[START EXERCISE DATA]

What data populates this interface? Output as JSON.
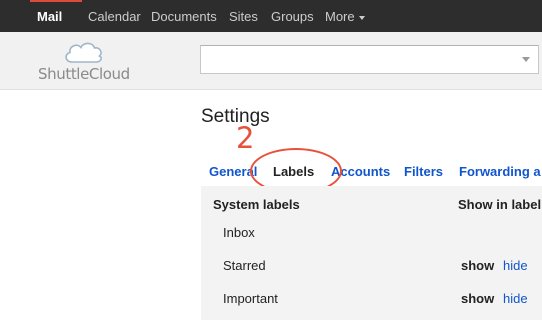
{
  "nav": {
    "mail": "Mail",
    "calendar": "Calendar",
    "documents": "Documents",
    "sites": "Sites",
    "groups": "Groups",
    "more": "More"
  },
  "header": {
    "logo_text": "ShuttleCloud",
    "search_value": ""
  },
  "settings": {
    "title": "Settings",
    "annotation_number": "2",
    "tabs": [
      "General",
      "Labels",
      "Accounts",
      "Filters",
      "Forwarding a"
    ],
    "active_tab": "Labels"
  },
  "labels_table": {
    "section_header": "System labels",
    "show_column_header": "Show in label",
    "rows": [
      {
        "name": "Inbox",
        "show": "",
        "hide": ""
      },
      {
        "name": "Starred",
        "show": "show",
        "hide": "hide"
      },
      {
        "name": "Important",
        "show": "show",
        "hide": "hide"
      }
    ]
  },
  "colors": {
    "topbar_bg": "#2d2d2d",
    "active_accent": "#dd4b39",
    "link": "#1155cc",
    "annotation": "#e8503a"
  },
  "icons": {
    "logo": "cloud-icon",
    "more_caret": "chevron-down-icon",
    "search_caret": "chevron-down-icon"
  }
}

[END EXERCISE DATA]

**STATED GOAL**: Reproduce the records above exactly, leaving out every picture they contain.

**COMPLETE OUTPUT**:
What data populates this interface? Output as JSON.
{
  "nav": {
    "mail": "Mail",
    "calendar": "Calendar",
    "documents": "Documents",
    "sites": "Sites",
    "groups": "Groups",
    "more": "More"
  },
  "header": {
    "logo_text": "ShuttleCloud",
    "search_value": ""
  },
  "settings": {
    "title": "Settings",
    "annotation_number": "2",
    "tabs": [
      "General",
      "Labels",
      "Accounts",
      "Filters",
      "Forwarding a"
    ],
    "active_tab": "Labels"
  },
  "labels_table": {
    "section_header": "System labels",
    "show_column_header": "Show in label",
    "rows": [
      {
        "name": "Inbox",
        "show": "",
        "hide": ""
      },
      {
        "name": "Starred",
        "show": "show",
        "hide": "hide"
      },
      {
        "name": "Important",
        "show": "show",
        "hide": "hide"
      }
    ]
  },
  "colors": {
    "topbar_bg": "#2d2d2d",
    "active_accent": "#dd4b39",
    "link": "#1155cc",
    "annotation": "#e8503a"
  },
  "icons": {
    "logo": "cloud-icon",
    "more_caret": "chevron-down-icon",
    "search_caret": "chevron-down-icon"
  }
}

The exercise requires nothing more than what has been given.